• **TASK DETAILS**
From the worked integration problem, reproduce word for word the passage starting at "using partial fraction" and ending at "(3A+B+2C)x + (2A+2B+C)".

Question:22 Integrate the functions in Exercises 1 to 24.

\frac{x^2 + x + 1}{(x+1)^2 (x+2)}

Answer:

Given,

\frac{x^2 + x + 1}{(x+1)^2 (x+2)}

using partial fraction we can simplify the integral as

Let \frac{x^2 + x + 1}{(x+1)^2 (x+2)} = \frac{A}{x+1}+\frac{B}{(x+1)^2}+\frac{C}{x+2}

\\ \implies \frac{x^2 + x + 1}{(x+1)^2 (x+2)} = \frac{A(x+1)(x+2) + B(x+2) + C(x+1)^2}{(x+1)^2 (x+2)} \\ \implies \frac{x^2 + x + 1}{(x+1)^2 (x+2)} = \frac{A(x^2 + 3x+2) + B(x+2) + C(x^2 + 2x+1)}{(x+1)^2 (x+2)}

\\ \implies x^2 + x + 1 = A(x^2 + 3x+2) + B(x+2) + C(x^2 + 2x+1) \\ = (A+C)x^2 + (3A+B+2C)x + (2A+2B+C)

• **EXTRACTED ENTRIES**
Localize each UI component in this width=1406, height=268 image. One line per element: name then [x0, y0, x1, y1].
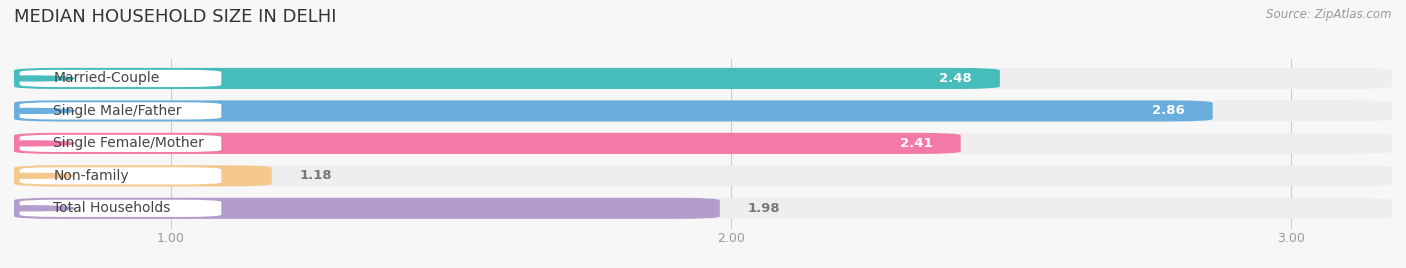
Text: Single Male/Father: Single Male/Father: [53, 104, 181, 118]
FancyBboxPatch shape: [20, 102, 221, 120]
FancyBboxPatch shape: [14, 100, 1392, 121]
Circle shape: [0, 206, 75, 211]
Circle shape: [0, 109, 75, 113]
FancyBboxPatch shape: [14, 68, 1392, 89]
FancyBboxPatch shape: [14, 133, 1392, 154]
FancyBboxPatch shape: [20, 70, 221, 87]
FancyBboxPatch shape: [14, 198, 1392, 219]
FancyBboxPatch shape: [20, 135, 221, 152]
FancyBboxPatch shape: [14, 133, 960, 154]
FancyBboxPatch shape: [14, 198, 720, 219]
Text: Non-family: Non-family: [53, 169, 129, 183]
FancyBboxPatch shape: [20, 167, 221, 184]
FancyBboxPatch shape: [14, 165, 271, 187]
Circle shape: [0, 173, 75, 178]
Text: Source: ZipAtlas.com: Source: ZipAtlas.com: [1267, 8, 1392, 21]
Text: 2.41: 2.41: [900, 137, 932, 150]
FancyBboxPatch shape: [14, 165, 1392, 187]
Circle shape: [0, 76, 75, 81]
Text: 2.48: 2.48: [939, 72, 972, 85]
Text: MEDIAN HOUSEHOLD SIZE IN DELHI: MEDIAN HOUSEHOLD SIZE IN DELHI: [14, 8, 336, 26]
Text: 1.18: 1.18: [299, 169, 332, 182]
FancyBboxPatch shape: [14, 100, 1213, 121]
Text: Single Female/Mother: Single Female/Mother: [53, 136, 204, 150]
FancyBboxPatch shape: [14, 68, 1000, 89]
Text: Total Households: Total Households: [53, 201, 170, 215]
Text: 2.86: 2.86: [1152, 105, 1185, 117]
FancyBboxPatch shape: [20, 200, 221, 217]
Circle shape: [0, 141, 75, 146]
Text: 1.98: 1.98: [748, 202, 780, 215]
Text: Married-Couple: Married-Couple: [53, 72, 159, 85]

• **ANSWER TO THIS PROBLEM**
using partial fraction we can simplify the integral as

Let \frac{x^2 + x + 1}{(x+1)^2 (x+2)} = \frac{A}{x+1}+\frac{B}{(x+1)^2}+\frac{C}{x+2}

\\ \implies \frac{x^2 + x + 1}{(x+1)^2 (x+2)} = \frac{A(x+1)(x+2) + B(x+2) + C(x+1)^2}{(x+1)^2 (x+2)} \\ \implies \frac{x^2 + x + 1}{(x+1)^2 (x+2)} = \frac{A(x^2 + 3x+2) + B(x+2) + C(x^2 + 2x+1)}{(x+1)^2 (x+2)}

\\ \implies x^2 + x + 1 = A(x^2 + 3x+2) + B(x+2) + C(x^2 + 2x+1) \\ = (A+C)x^2 + (3A+B+2C)x + (2A+2B+C)